Aim of the task: From the text on France at Eurovision 1957, quote word for word the passage starting at "France was represented" and ending at "studio in Paris.".

Text extract:
╭──

- Participating broadcaster: Radiodiffusion-Télévision Française (RTF)
- Country: France
- Selection process: Internal selection
- Announcement date: 2 March 1957

Competing entry
- Song: "La Belle Amour"
- Artist: Paule Desjardins
- Songwriters: Guy Lafarge; Francis Carco;

Placement
- Final result: 2nd, 17 votes

Participation chronology

= France in the Eurovision Song Contest 1957 =

France was represented at the Eurovision Song Contest 1957 with the song "La Belle Amour", composed by Guy Lafarge, with lyrics by Francis Carco, and performed by Paule Desjardins. Though French participating broadcaster Radiodiffusion-Télévision Française (RTF) held a national final to select its entry, it ultimately switched to an internal selection. "La Belle Amour" was performed eighth at the contest and placed second, receiving 17 points.

== Before Eurovision ==
=== Sept villes, une chanson ===
Radiodiffusion-Télévision Française (RTF) aired Sept villes, une chanson on its television channel every two weeks on Fridays between 21 December 1956 and 28 February 1957 at 20:40 CET. It was directed by Igor Barrère and presented by Robert Beauvais in a studio in Paris.

In each show, five new songs were presented. The songs were arranged by Armand Migiani, and accompanied by an orchestra under the direction of Paul Durand. Each song was presented twice, once sung, and once in an instrumental version or sung by a different artist.

Six juries sitting in six French cities chose a winner in each show, with the sixth and last jury to give its vote usually being the jury in Paris. Despite the title of the show ("Seven cities, one song"), the heats usually featured juries from only six cities, with the exception of the first heat of 21 December 1957, which featured juries from seven cities.

╰──

Given data:
╭──

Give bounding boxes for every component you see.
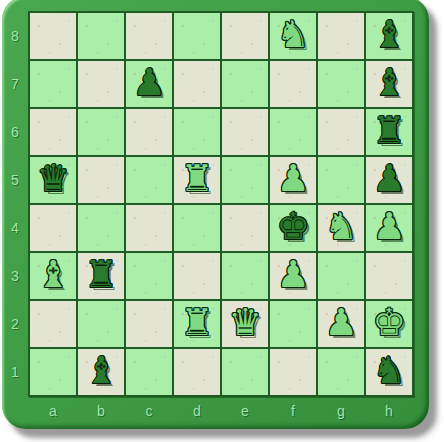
square-a6[interactable]: [30, 109, 76, 155]
square-b6[interactable]: [78, 109, 124, 155]
square-b1[interactable]: ♝: [78, 349, 124, 395]
square-f5[interactable]: ♟: [270, 157, 316, 203]
square-a8[interactable]: [30, 13, 76, 59]
square-e6[interactable]: [222, 109, 268, 155]
square-e8[interactable]: [222, 13, 268, 59]
square-g6[interactable]: [318, 109, 364, 155]
file-label-c: c: [126, 397, 172, 425]
square-g7[interactable]: [318, 61, 364, 107]
file-label-g: g: [318, 397, 364, 425]
rank-label-6: 6: [2, 109, 28, 155]
square-e5[interactable]: [222, 157, 268, 203]
black-bishop-icon[interactable]: ♝: [372, 60, 405, 106]
square-g2[interactable]: ♟: [318, 301, 364, 347]
square-f2[interactable]: [270, 301, 316, 347]
black-pawn-icon[interactable]: ♟: [132, 60, 165, 106]
square-a2[interactable]: [30, 301, 76, 347]
file-label-e: e: [222, 397, 268, 425]
square-h2[interactable]: ♚: [366, 301, 412, 347]
rank-label-7: 7: [2, 61, 28, 107]
square-f6[interactable]: [270, 109, 316, 155]
square-e3[interactable]: [222, 253, 268, 299]
square-a7[interactable]: [30, 61, 76, 107]
black-bishop-icon[interactable]: ♝: [372, 12, 405, 58]
file-label-b: b: [78, 397, 124, 425]
black-bishop-icon[interactable]: ♝: [84, 348, 117, 394]
file-label-h: h: [366, 397, 412, 425]
square-h4[interactable]: ♟: [366, 205, 412, 251]
chess-board: ♞♝♟♝♜♛♜♟♟♚♞♟♝♜♟♜♛♟♚♝♞: [28, 11, 414, 397]
square-b2[interactable]: [78, 301, 124, 347]
square-d8[interactable]: [174, 13, 220, 59]
file-label-d: d: [174, 397, 220, 425]
square-d2[interactable]: ♜: [174, 301, 220, 347]
square-f1[interactable]: [270, 349, 316, 395]
square-d1[interactable]: [174, 349, 220, 395]
square-d4[interactable]: [174, 205, 220, 251]
square-b8[interactable]: [78, 13, 124, 59]
rank-label-3: 3: [2, 253, 28, 299]
white-bishop-icon[interactable]: ♝: [36, 252, 69, 298]
file-labels: abcdefgh: [30, 397, 412, 425]
square-f8[interactable]: ♞: [270, 13, 316, 59]
square-c7[interactable]: ♟: [126, 61, 172, 107]
white-king-icon[interactable]: ♚: [372, 300, 405, 346]
square-f7[interactable]: [270, 61, 316, 107]
square-f4[interactable]: ♚: [270, 205, 316, 251]
black-king-icon[interactable]: ♚: [276, 204, 309, 250]
black-pawn-icon[interactable]: ♟: [372, 156, 405, 202]
rank-label-5: 5: [2, 157, 28, 203]
square-b7[interactable]: [78, 61, 124, 107]
square-h1[interactable]: ♞: [366, 349, 412, 395]
square-d7[interactable]: [174, 61, 220, 107]
white-knight-icon[interactable]: ♞: [324, 204, 357, 250]
white-pawn-icon[interactable]: ♟: [324, 300, 357, 346]
rank-label-4: 4: [2, 205, 28, 251]
square-a5[interactable]: ♛: [30, 157, 76, 203]
square-e2[interactable]: ♛: [222, 301, 268, 347]
square-c1[interactable]: [126, 349, 172, 395]
square-g1[interactable]: [318, 349, 364, 395]
square-a3[interactable]: ♝: [30, 253, 76, 299]
white-pawn-icon[interactable]: ♟: [276, 252, 309, 298]
square-g5[interactable]: [318, 157, 364, 203]
square-h3[interactable]: [366, 253, 412, 299]
square-c3[interactable]: [126, 253, 172, 299]
square-h7[interactable]: ♝: [366, 61, 412, 107]
square-h8[interactable]: ♝: [366, 13, 412, 59]
white-queen-icon[interactable]: ♛: [228, 300, 261, 346]
square-f3[interactable]: ♟: [270, 253, 316, 299]
square-c5[interactable]: [126, 157, 172, 203]
square-h6[interactable]: ♜: [366, 109, 412, 155]
white-pawn-icon[interactable]: ♟: [372, 204, 405, 250]
black-queen-icon[interactable]: ♛: [36, 156, 69, 202]
square-a4[interactable]: [30, 205, 76, 251]
rank-label-2: 2: [2, 301, 28, 347]
file-label-a: a: [30, 397, 76, 425]
white-pawn-icon[interactable]: ♟: [276, 156, 309, 202]
white-rook-icon[interactable]: ♜: [180, 156, 213, 202]
white-knight-icon[interactable]: ♞: [276, 12, 309, 58]
chessboard-app: 87654321 abcdefgh ♞♝♟♝♜♛♜♟♟♚♞♟♝♜♟♜♛♟♚♝♞: [0, 0, 444, 442]
black-rook-icon[interactable]: ♜: [372, 108, 405, 154]
square-e4[interactable]: [222, 205, 268, 251]
square-d3[interactable]: [174, 253, 220, 299]
file-label-f: f: [270, 397, 316, 425]
square-b4[interactable]: [78, 205, 124, 251]
square-g4[interactable]: ♞: [318, 205, 364, 251]
black-rook-icon[interactable]: ♜: [84, 252, 117, 298]
rank-label-8: 8: [2, 13, 28, 59]
white-rook-icon[interactable]: ♜: [180, 300, 213, 346]
square-g8[interactable]: [318, 13, 364, 59]
square-c2[interactable]: [126, 301, 172, 347]
square-g3[interactable]: [318, 253, 364, 299]
black-knight-icon[interactable]: ♞: [372, 348, 405, 394]
square-b3[interactable]: ♜: [78, 253, 124, 299]
square-c6[interactable]: [126, 109, 172, 155]
square-d5[interactable]: ♜: [174, 157, 220, 203]
square-c8[interactable]: [126, 13, 172, 59]
square-b5[interactable]: [78, 157, 124, 203]
rank-labels: 87654321: [2, 13, 28, 395]
square-h5[interactable]: ♟: [366, 157, 412, 203]
square-c4[interactable]: [126, 205, 172, 251]
square-e1[interactable]: [222, 349, 268, 395]
rank-label-1: 1: [2, 349, 28, 395]
square-a1[interactable]: [30, 349, 76, 395]
square-d6[interactable]: [174, 109, 220, 155]
square-e7[interactable]: [222, 61, 268, 107]
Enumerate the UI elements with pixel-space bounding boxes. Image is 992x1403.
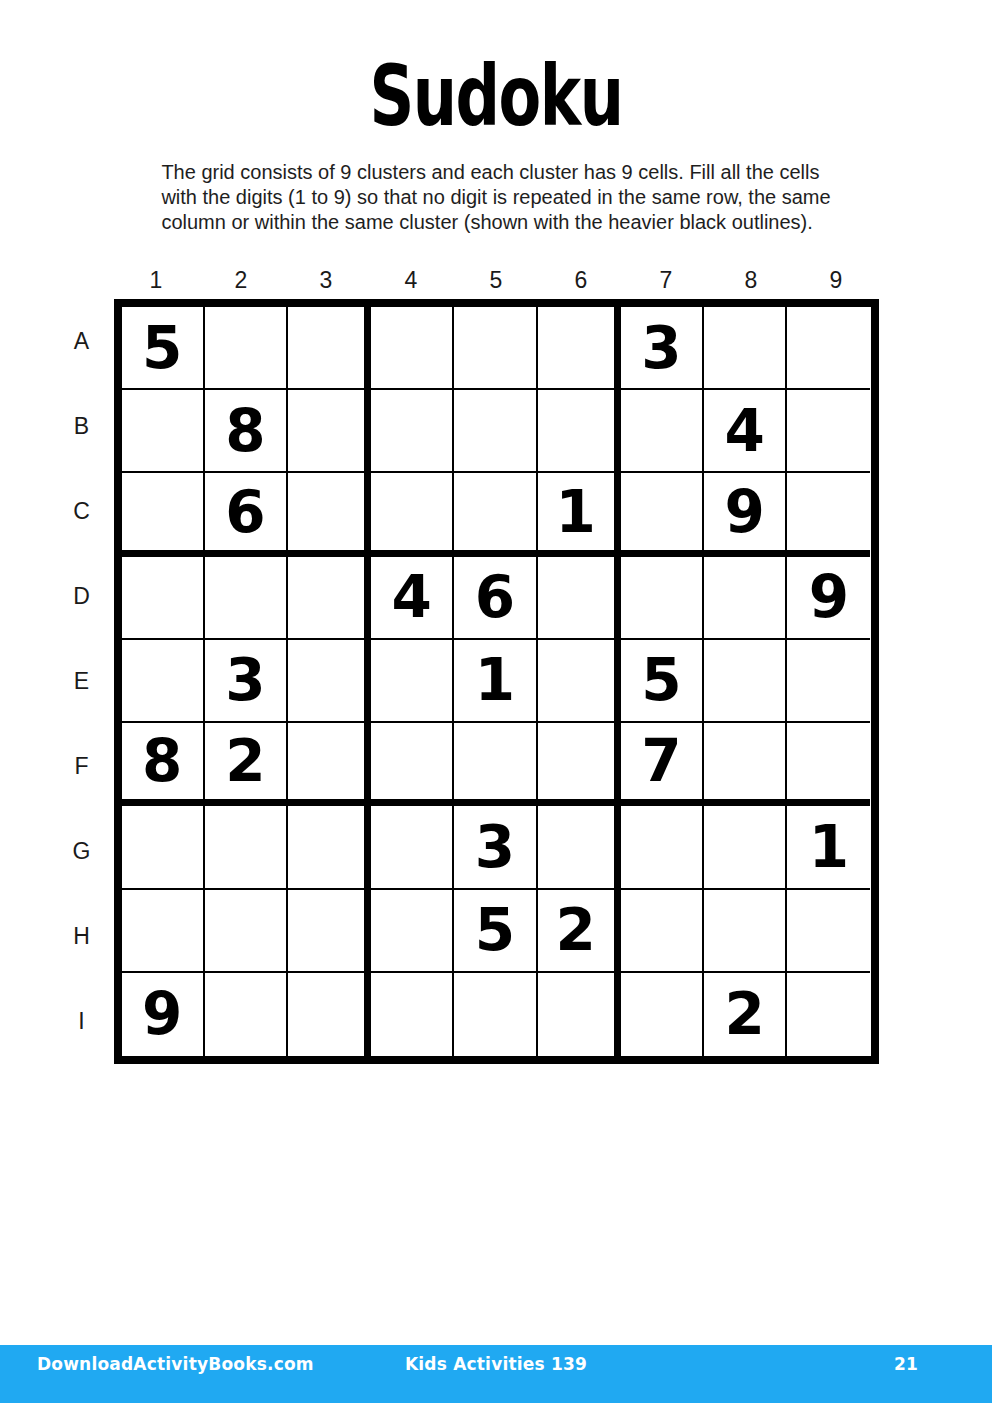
cell-A3[interactable] [288,307,371,390]
cell-I3[interactable] [288,973,371,1056]
cell-D8[interactable] [704,557,787,640]
cell-G7[interactable] [621,806,704,889]
cell-D5: 6 [454,557,537,640]
cell-I4[interactable] [371,973,454,1056]
cell-H9[interactable] [787,890,870,973]
cell-A6[interactable] [538,307,621,390]
cell-C2: 6 [205,473,288,556]
cell-D4: 4 [371,557,454,640]
cell-H7[interactable] [621,890,704,973]
cell-G4[interactable] [371,806,454,889]
cell-I7[interactable] [621,973,704,1056]
col-label-5: 5 [454,265,539,294]
cell-B2: 8 [205,390,288,473]
cell-B9[interactable] [787,390,870,473]
cell-I2[interactable] [205,973,288,1056]
cell-E9[interactable] [787,640,870,723]
cell-F2: 2 [205,723,288,806]
instructions-line-1: The grid consists of 9 clusters and each… [161,160,830,185]
cell-C4[interactable] [371,473,454,556]
cell-B7[interactable] [621,390,704,473]
cell-F5[interactable] [454,723,537,806]
row-label-H: H [64,894,100,979]
row-label-C: C [64,469,100,554]
cell-B4[interactable] [371,390,454,473]
footer-website: DownloadActivityBooks.com [37,1354,314,1374]
cell-I5[interactable] [454,973,537,1056]
row-label-B: B [64,384,100,469]
cell-B1[interactable] [122,390,205,473]
cell-C5[interactable] [454,473,537,556]
col-label-1: 1 [114,265,199,294]
col-label-4: 4 [369,265,454,294]
col-label-8: 8 [709,265,794,294]
cell-E1[interactable] [122,640,205,723]
cell-G5: 3 [454,806,537,889]
footer-page-number: 21 [894,1354,918,1374]
footer-bar: DownloadActivityBooks.com Kids Activitie… [0,1345,992,1403]
instructions-line-3: column or within the same cluster (shown… [161,210,830,235]
page-title: Sudoku [129,50,863,142]
col-label-3: 3 [284,265,369,294]
col-label-7: 7 [624,265,709,294]
footer-book-title: Kids Activities 139 [405,1354,587,1374]
cell-A7: 3 [621,307,704,390]
cell-I1: 9 [122,973,205,1056]
cell-A4[interactable] [371,307,454,390]
col-label-6: 6 [539,265,624,294]
row-labels: ABCDEFGHI [64,299,100,1064]
cell-I6[interactable] [538,973,621,1056]
cell-A2[interactable] [205,307,288,390]
cell-E4[interactable] [371,640,454,723]
col-label-2: 2 [199,265,284,294]
cell-G3[interactable] [288,806,371,889]
sudoku-grid-area: 123456789 ABCDEFGHI 53846194693158273152… [114,265,879,1064]
row-label-D: D [64,554,100,639]
cell-B3[interactable] [288,390,371,473]
cell-A5[interactable] [454,307,537,390]
cell-C8: 9 [704,473,787,556]
cell-D6[interactable] [538,557,621,640]
worksheet-page: Sudoku The grid consists of 9 clusters a… [0,0,992,1403]
cell-C7[interactable] [621,473,704,556]
cell-F9[interactable] [787,723,870,806]
cell-G6[interactable] [538,806,621,889]
board-wrap: ABCDEFGHI 5384619469315827315292 [114,299,879,1064]
cell-F1: 8 [122,723,205,806]
cell-D7[interactable] [621,557,704,640]
instructions: The grid consists of 9 clusters and each… [161,160,830,235]
cell-C1[interactable] [122,473,205,556]
cell-I9[interactable] [787,973,870,1056]
cell-F8[interactable] [704,723,787,806]
cell-H3[interactable] [288,890,371,973]
cell-H5: 5 [454,890,537,973]
cell-B6[interactable] [538,390,621,473]
column-labels: 123456789 [114,265,879,294]
cell-D9: 9 [787,557,870,640]
cell-H6: 2 [538,890,621,973]
row-label-G: G [64,809,100,894]
cell-G1[interactable] [122,806,205,889]
cell-H4[interactable] [371,890,454,973]
cell-G9: 1 [787,806,870,889]
cell-C3[interactable] [288,473,371,556]
cell-A9[interactable] [787,307,870,390]
row-label-E: E [64,639,100,724]
cell-B8: 4 [704,390,787,473]
col-label-9: 9 [794,265,879,294]
cell-E5: 1 [454,640,537,723]
cell-B5[interactable] [454,390,537,473]
row-label-I: I [64,979,100,1064]
cell-H8[interactable] [704,890,787,973]
cell-I8: 2 [704,973,787,1056]
cell-D1[interactable] [122,557,205,640]
row-label-F: F [64,724,100,809]
cell-G8[interactable] [704,806,787,889]
row-label-A: A [64,299,100,384]
cell-A1: 5 [122,307,205,390]
cell-D3[interactable] [288,557,371,640]
cell-E3[interactable] [288,640,371,723]
cell-F6[interactable] [538,723,621,806]
cell-A8[interactable] [704,307,787,390]
cell-E8[interactable] [704,640,787,723]
cell-C9[interactable] [787,473,870,556]
cell-C6: 1 [538,473,621,556]
cell-G2[interactable] [205,806,288,889]
cell-E6[interactable] [538,640,621,723]
cell-F3[interactable] [288,723,371,806]
cell-H1[interactable] [122,890,205,973]
cell-F4[interactable] [371,723,454,806]
cell-F7: 7 [621,723,704,806]
cell-E2: 3 [205,640,288,723]
sudoku-board: 5384619469315827315292 [114,299,879,1064]
cell-H2[interactable] [205,890,288,973]
cell-D2[interactable] [205,557,288,640]
cell-E7: 5 [621,640,704,723]
instructions-line-2: with the digits (1 to 9) so that no digi… [161,185,830,210]
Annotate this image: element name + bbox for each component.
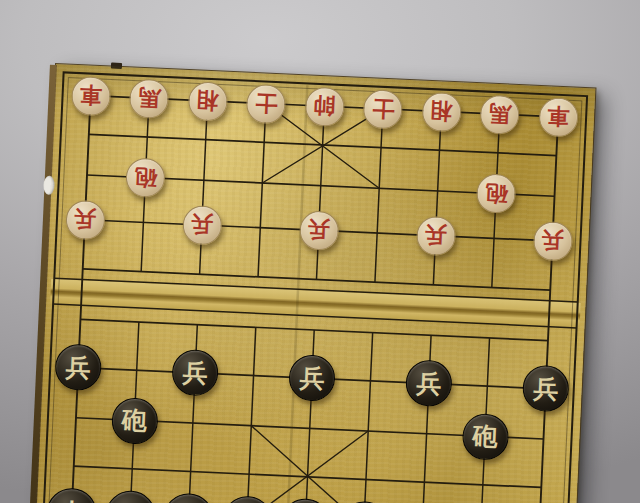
- board-intersection: 兵: [48, 343, 109, 393]
- piece-red-elephant-right[interactable]: 相: [421, 91, 462, 132]
- piece-black-soldier-3[interactable]: 兵: [288, 354, 336, 402]
- piece-character: 兵: [307, 219, 330, 242]
- xiangqi-board: 車馬相士帥士相馬車砲砲兵兵兵兵兵兵兵兵兵兵砲砲車馬象士將士象馬車: [35, 64, 596, 503]
- pieces-grid: 車馬相士帥士相馬車砲砲兵兵兵兵兵兵兵兵兵兵砲砲車馬象士將士象馬車: [35, 64, 596, 503]
- piece-character: 兵: [424, 224, 447, 247]
- board-intersection: 兵: [165, 348, 226, 398]
- piece-character: 兵: [533, 376, 559, 402]
- board-intersection: 士: [353, 88, 413, 130]
- piece-red-horse-right[interactable]: 馬: [479, 94, 520, 135]
- piece-red-soldier-3[interactable]: 兵: [298, 210, 339, 251]
- board-intersection: 兵: [172, 200, 233, 249]
- piece-character: 兵: [299, 365, 325, 391]
- piece-character: 車: [58, 499, 86, 503]
- piece-character: 兵: [190, 214, 213, 237]
- piece-character: 相: [196, 89, 219, 112]
- piece-character: 兵: [65, 355, 91, 381]
- piece-red-advisor-left[interactable]: 士: [246, 83, 287, 124]
- piece-red-cannon-left[interactable]: 砲: [125, 157, 166, 198]
- piece-red-advisor-right[interactable]: 士: [362, 89, 403, 130]
- board-intersection: 將: [275, 497, 336, 503]
- piece-character: 士: [254, 92, 277, 115]
- board-intersection: 兵: [405, 211, 466, 260]
- piece-character: 馬: [138, 87, 161, 110]
- board-intersection: 兵: [522, 216, 583, 265]
- board-intersection: 車: [41, 487, 102, 503]
- board-intersection: 士: [217, 495, 278, 503]
- board-intersection: 馬: [470, 93, 530, 135]
- piece-character: 帥: [313, 95, 336, 118]
- photo-background: 車馬相士帥士相馬車砲砲兵兵兵兵兵兵兵兵兵兵砲砲車馬象士將士象馬車: [0, 0, 640, 503]
- board-intersection: 帥: [294, 85, 354, 127]
- board-intersection: 兵: [55, 195, 116, 244]
- piece-black-cannon-right[interactable]: 砲: [461, 412, 509, 460]
- piece-character: 兵: [541, 229, 564, 252]
- piece-black-soldier-1[interactable]: 兵: [54, 344, 102, 392]
- piece-character: 相: [430, 100, 453, 123]
- piece-character: 兵: [416, 370, 442, 396]
- piece-black-soldier-2[interactable]: 兵: [171, 349, 219, 397]
- piece-character: 馬: [488, 103, 511, 126]
- piece-red-chariot-right[interactable]: 車: [538, 96, 579, 137]
- board-intersection: 車: [60, 75, 120, 117]
- board-intersection: 兵: [515, 364, 576, 414]
- piece-character: 兵: [73, 208, 96, 231]
- board-intersection: 砲: [115, 155, 175, 201]
- piece-black-advisor-left[interactable]: 士: [221, 495, 273, 503]
- board-intersection: 士: [236, 83, 296, 125]
- board-intersection: 兵: [282, 353, 343, 403]
- board-intersection: 砲: [466, 171, 526, 217]
- piece-red-soldier-4[interactable]: 兵: [415, 215, 456, 256]
- board-intersection: 相: [177, 80, 237, 122]
- piece-red-soldier-1[interactable]: 兵: [65, 199, 106, 240]
- board-intersection: 車: [528, 96, 588, 138]
- piece-red-general[interactable]: 帥: [304, 86, 345, 127]
- board-intersection: 相: [411, 91, 471, 133]
- piece-red-soldier-5[interactable]: 兵: [532, 221, 573, 262]
- board-intersection: 兵: [288, 206, 349, 255]
- piece-character: 砲: [121, 407, 147, 433]
- piece-character: 士: [371, 97, 394, 120]
- piece-black-chariot-left[interactable]: 車: [46, 487, 98, 503]
- piece-black-elephant-left[interactable]: 象: [162, 492, 214, 503]
- board-intersection: 砲: [104, 393, 165, 449]
- board-intersection: 馬: [119, 77, 179, 119]
- piece-black-soldier-5[interactable]: 兵: [522, 365, 570, 413]
- board-intersection: 兵: [399, 358, 460, 408]
- piece-character: 兵: [182, 360, 208, 386]
- piece-red-chariot-left[interactable]: 車: [70, 75, 111, 116]
- piece-character: 車: [547, 105, 570, 128]
- piece-black-horse-left[interactable]: 馬: [104, 490, 156, 503]
- piece-character: 砲: [485, 182, 508, 205]
- piece-red-elephant-left[interactable]: 相: [187, 81, 228, 122]
- piece-character: 砲: [472, 423, 498, 449]
- piece-red-horse-left[interactable]: 馬: [129, 78, 170, 119]
- board-intersection: 象: [158, 492, 219, 503]
- piece-black-cannon-left[interactable]: 砲: [110, 396, 158, 444]
- piece-black-soldier-4[interactable]: 兵: [405, 359, 453, 407]
- piece-black-general[interactable]: 將: [279, 498, 331, 503]
- board-intersection: 砲: [455, 409, 516, 465]
- board-intersection: 馬: [100, 490, 161, 503]
- piece-red-soldier-2[interactable]: 兵: [181, 205, 222, 246]
- piece-character: 砲: [134, 166, 157, 189]
- piece-character: 車: [79, 84, 102, 107]
- piece-red-cannon-right[interactable]: 砲: [476, 173, 517, 214]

╰──

Problem solution:
France was represented at the Eurovision Song Contest 1957 with the song "La Belle Amour", composed by Guy Lafarge, with lyrics by Francis Carco, and performed by Paule Desjardins. Though French participating broadcaster Radiodiffusion-Télévision Française (RTF) held a national final to select its entry, it ultimately switched to an internal selection. "La Belle Amour" was performed eighth at the contest and placed second, receiving 17 points.

== Before Eurovision ==
=== Sept villes, une chanson ===
Radiodiffusion-Télévision Française (RTF) aired Sept villes, une chanson on its television channel every two weeks on Fridays between 21 December 1956 and 28 February 1957 at 20:40 CET. It was directed by Igor Barrère and presented by Robert Beauvais in a studio in Paris.